TASK DESCRIPTION => Repeat the lines that follow, leaving nothing out.

TASK DATA =>
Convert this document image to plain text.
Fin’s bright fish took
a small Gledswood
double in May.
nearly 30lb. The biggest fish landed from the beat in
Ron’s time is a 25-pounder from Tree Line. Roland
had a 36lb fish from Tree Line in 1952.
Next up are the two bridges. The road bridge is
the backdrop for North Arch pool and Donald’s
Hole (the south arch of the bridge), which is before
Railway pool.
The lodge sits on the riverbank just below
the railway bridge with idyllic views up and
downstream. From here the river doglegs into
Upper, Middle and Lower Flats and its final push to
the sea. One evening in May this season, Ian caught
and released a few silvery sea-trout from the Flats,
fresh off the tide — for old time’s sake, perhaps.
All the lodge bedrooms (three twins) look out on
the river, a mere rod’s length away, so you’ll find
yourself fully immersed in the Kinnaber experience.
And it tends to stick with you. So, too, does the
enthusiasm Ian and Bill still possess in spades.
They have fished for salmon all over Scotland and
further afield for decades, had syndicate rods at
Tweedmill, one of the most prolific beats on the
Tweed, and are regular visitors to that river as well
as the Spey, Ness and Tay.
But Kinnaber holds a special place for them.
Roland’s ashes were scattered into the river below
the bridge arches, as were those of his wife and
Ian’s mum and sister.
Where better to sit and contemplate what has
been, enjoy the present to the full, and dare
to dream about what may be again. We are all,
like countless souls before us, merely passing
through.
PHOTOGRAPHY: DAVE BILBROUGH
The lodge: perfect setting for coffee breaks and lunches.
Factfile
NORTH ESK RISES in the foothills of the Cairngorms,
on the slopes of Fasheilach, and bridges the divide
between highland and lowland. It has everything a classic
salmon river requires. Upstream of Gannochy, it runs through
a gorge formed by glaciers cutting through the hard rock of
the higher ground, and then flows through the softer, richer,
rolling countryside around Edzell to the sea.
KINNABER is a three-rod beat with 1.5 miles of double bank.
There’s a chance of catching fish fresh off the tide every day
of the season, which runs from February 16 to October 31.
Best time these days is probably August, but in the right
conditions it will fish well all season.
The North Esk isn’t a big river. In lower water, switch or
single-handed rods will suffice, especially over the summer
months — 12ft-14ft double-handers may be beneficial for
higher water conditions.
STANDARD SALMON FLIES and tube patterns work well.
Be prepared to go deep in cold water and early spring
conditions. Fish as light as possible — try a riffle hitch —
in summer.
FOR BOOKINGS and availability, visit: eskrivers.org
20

ANSWER BELOW =>
Convert this document image to plain text.
Fin’s bright fish took
a small Gledswood
double in May.
nearly 30lb. The biggest fish landed from the beat in
Ron’s time is a 25-pounder from Tree Line. Roland
had a 36lb fish from Tree Line in 1952.
Next up are the two bridges. The road bridge is
the backdrop for North Arch pool and Donald’s
Hole (the south arch of the bridge), which is before
Railway pool.
The lodge sits on the riverbank just below
the railway bridge with idyllic views up and
downstream. From here the river doglegs into
Upper, Middle and Lower Flats and its final push to
the sea. One evening in May this season, Ian caught
and released a few silvery sea-trout from the Flats,
fresh off the tide — for old time’s sake, perhaps.
All the lodge bedrooms (three twins) look out on
the river, a mere rod’s length away, so you’ll find
yourself fully immersed in the Kinnaber experience.
And it tends to stick with you. So, too, does the
enthusiasm Ian and Bill still possess in spades.
They have fished for salmon all over Scotland and
further afield for decades, had syndicate rods at
Tweedmill, one of the most prolific beats on the
Tweed, and are regular visitors to that river as well
as the Spey, Ness and Tay.
But Kinnaber holds a special place for them.
Roland’s ashes were scattered into the river below
the bridge arches, as were those of his wife and
Ian’s mum and sister.
Where better to sit and contemplate what has
been, enjoy the present to the full, and dare
to dream about what may be again. We are all,
like countless souls before us, merely passing
through.
PHOTOGRAPHY: DAVE BILBROUGH
The lodge: perfect setting for coffee breaks and lunches.
Factfile
NORTH ESK RISES in the foothills of the Cairngorms,
on the slopes of Fasheilach, and bridges the divide
between highland and lowland. It has everything a classic
salmon river requires. Upstream of Gannochy, it runs through
a gorge formed by glaciers cutting through the hard rock of
the higher ground, and then flows through the softer, richer,
rolling countryside around Edzell to the sea.
KINNABER is a three-rod beat with 1.5 miles of double bank.
There’s a chance of catching fish fresh off the tide every day
of the season, which runs from February 16 to October 31.
Best time these days is probably August, but in the right
conditions it will fish well all season.
The North Esk isn’t a big river. In lower water, switch or
single-handed rods will suffice, especially over the summer
months — 12ft-14ft double-handers may be beneficial for
higher water conditions.
STANDARD SALMON FLIES and tube patterns work well.
Be prepared to go deep in cold water and early spring
conditions. Fish as light as possible — try a riffle hitch —
in summer.
FOR BOOKINGS and availability, visit: eskrivers.org
20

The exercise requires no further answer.